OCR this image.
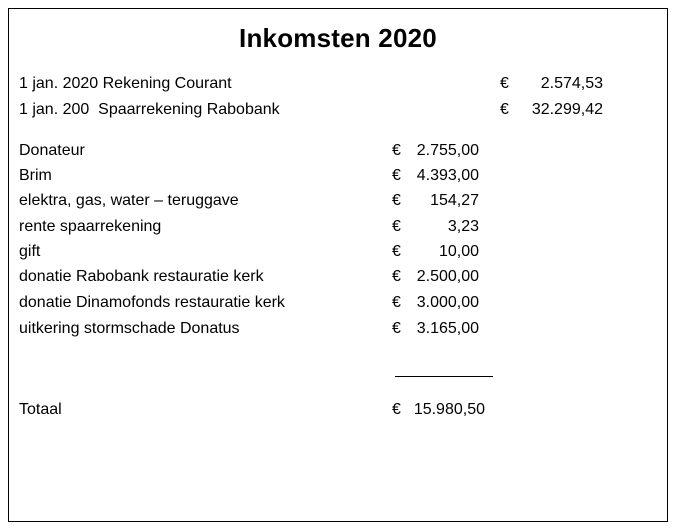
Inkomsten 2020
1 jan. 2020 Rekening Courant	€	2.574,53
1 jan. 200  Spaarrekening Rabobank	€	32.299,42
Donateur	€ 2.755,00
Brim	€ 4.393,00
elektra, gas, water – teruggave	€	154,27
rente spaarrekening	€	3,23
gift	€	10,00
donatie Rabobank restauratie kerk	€ 2.500,00
donatie Dinamofonds restauratie kerk	€ 3.000,00
uitkering stormschade Donatus	€ 3.165,00
Totaal	€ 15.980,50
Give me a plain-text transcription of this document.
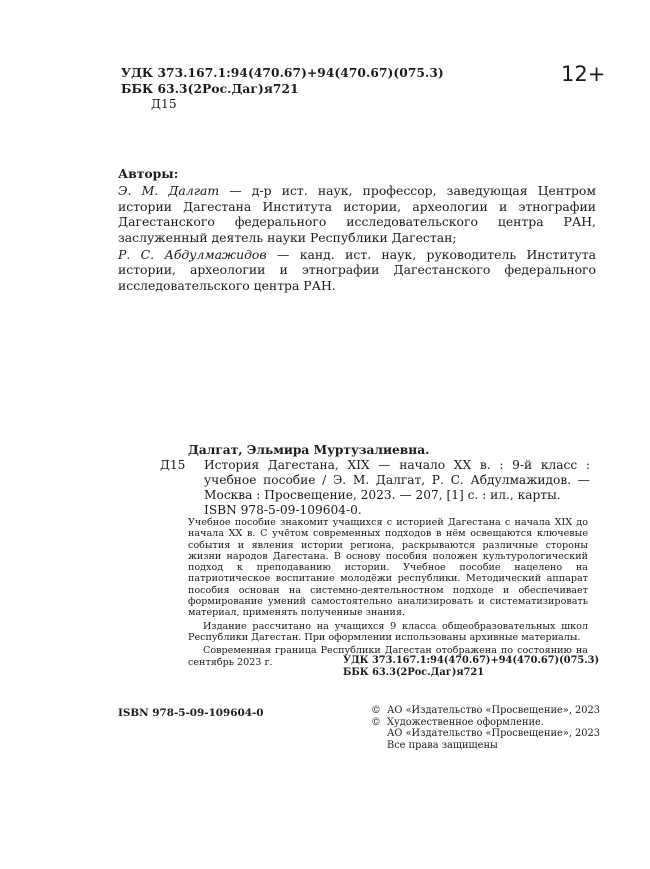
УДК 373.167.1:94(470.67)+94(470.67)(075.3)
ББК 63.3(2Рос.Даг)я721
Д15
12+
Авторы:

Э. М. Далгат — д-р ист. наук, профессор, заведующая Центром истории Дагестана Института истории, археологии и этнографии Дагестанского федерального исследовательского центра РАН, заслуженный деятель науки Республики Дагестан;

Р. С. Абдулмажидов — канд. ист. наук, руководитель Института истории, археологии и этнографии Дагестанского федерального исследовательского центра РАН.

Далгат, Эльмира Муртузалиевна.
Д15	История Дагестана, XIX — начало XX в. : 9-й класс : учебное пособие / Э. М. Далгат, Р. С. Абдулмажидов. — Москва : Просвещение, 2023. — 207, [1] с. : ил., карты.
ISBN 978-5-09-109604-0.

Учебное пособие знакомит учащихся с историей Дагестана с начала XIX до начала XX в. С учётом современных подходов в нём освещаются ключевые события и явления истории региона, раскрываются различные стороны жизни народов Дагестана. В основу пособия положен культурологический подход к преподаванию истории. Учебное пособие нацелено на патриотическое воспитание молодёжи республики. Методический аппарат пособия основан на системно-деятельностном подходе и обеспечивает формирование умений самостоятельно анализировать и систематизировать материал, применять полученные знания.

Издание рассчитано на учащихся 9 класса общеобразовательных школ Республики Дагестан. При оформлении использованы архивные материалы.

Современная граница Республики Дагестан отображена по состоянию на сентябрь 2023 г.	УДК 373.167.1:94(470.67)+94(470.67)(075.3)
ББК 63.3(2Рос.Даг)я721
ISBN 978-5-09-109604-0	© АО «Издательство «Просвещение», 2023
© Художественное оформление.
АО «Издательство «Просвещение», 2023
Все права защищены
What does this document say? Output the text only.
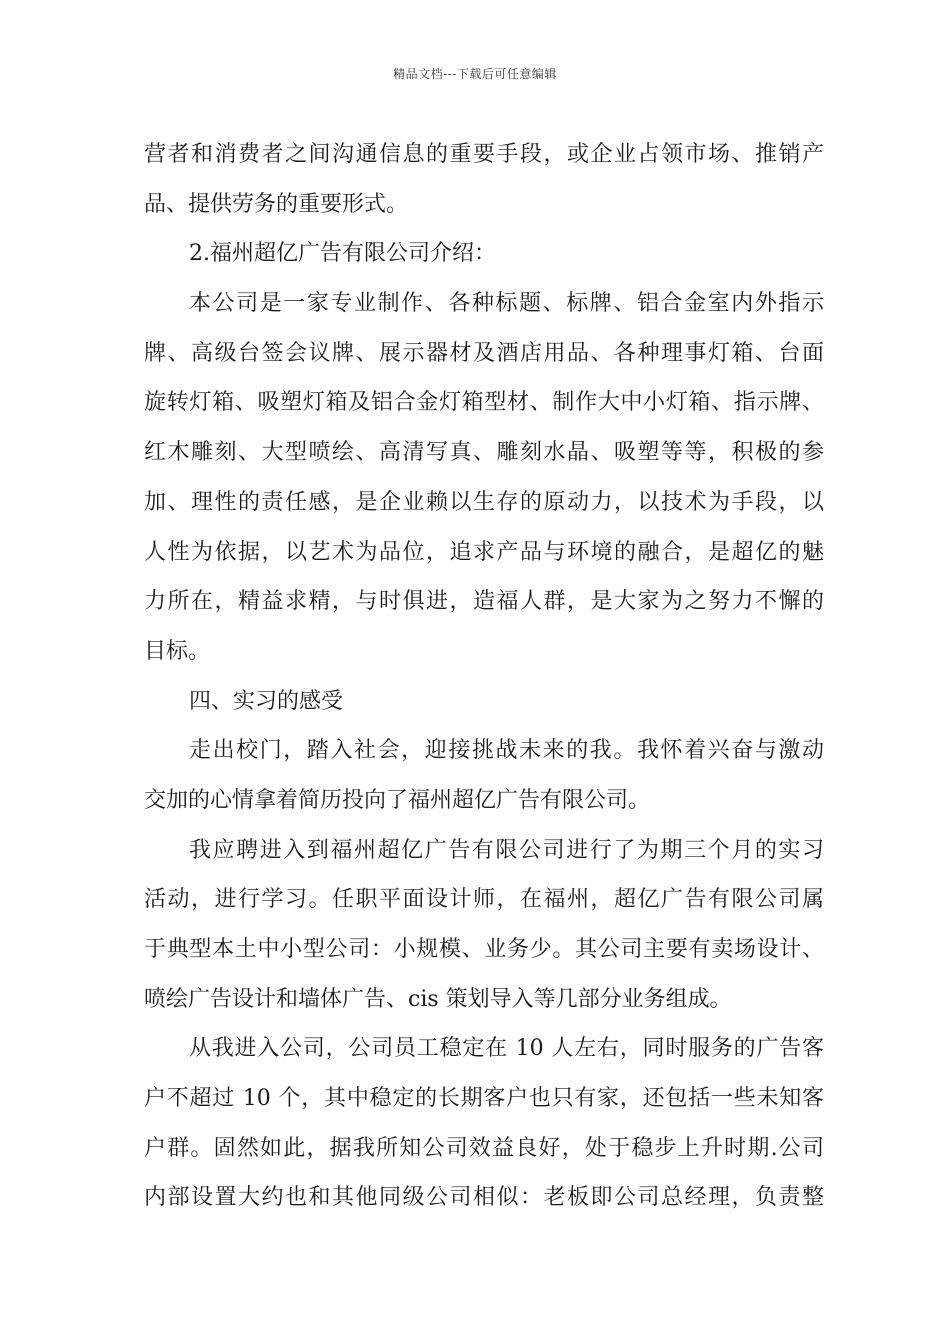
精品文档---下载后可任意编辑
营者和消费者之间沟通信息的重要手段，或企业占领市场、推销产
品、提供劳务的重要形式。
2.福州超亿广告有限公司介绍：
本公司是一家专业制作、各种标题、标牌、铝合金室内外指示
牌、高级台签会议牌、展示器材及酒店用品、各种理事灯箱、台面
旋转灯箱、吸塑灯箱及铝合金灯箱型材、制作大中小灯箱、指示牌、
红木雕刻、大型喷绘、高清写真、雕刻水晶、吸塑等等，积极的参
加、理性的责任感，是企业赖以生存的原动力，以技术为手段，以
人性为依据，以艺术为品位，追求产品与环境的融合，是超亿的魅
力所在，精益求精，与时俱进，造福人群，是大家为之努力不懈的
目标。
四、实习的感受
走出校门，踏入社会，迎接挑战未来的我。我怀着兴奋与激动
交加的心情拿着简历投向了福州超亿广告有限公司。
我应聘进入到福州超亿广告有限公司进行了为期三个月的实习
活动，进行学习。任职平面设计师，在福州，超亿广告有限公司属
于典型本土中小型公司：小规模、业务少。其公司主要有卖场设计、
喷绘广告设计和墙体广告、cis 策划导入等几部分业务组成。
从我进入公司，公司员工稳定在 10 人左右，同时服务的广告客
户不超过 10 个，其中稳定的长期客户也只有家，还包括一些未知客
户群。固然如此，据我所知公司效益良好，处于稳步上升时期.公司
内部设置大约也和其他同级公司相似：老板即公司总经理，负责整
====================
#### OBJECTIVE
Take every line from the records above that has the word "Дагестанского" and copy it.

#### REPLY
Э. М. Далгат — д-р ист. наук, профессор, заведующая Центром истории Дагестана Института истории, археологии и этнографии Дагестанского федерального исследовательского центра РАН, заслуженный деятель науки Республики Дагестан;
Р. С. Абдулмажидов — канд. ист. наук, руководитель Института истории, археологии и этнографии Дагестанского федерального исследовательского центра РАН.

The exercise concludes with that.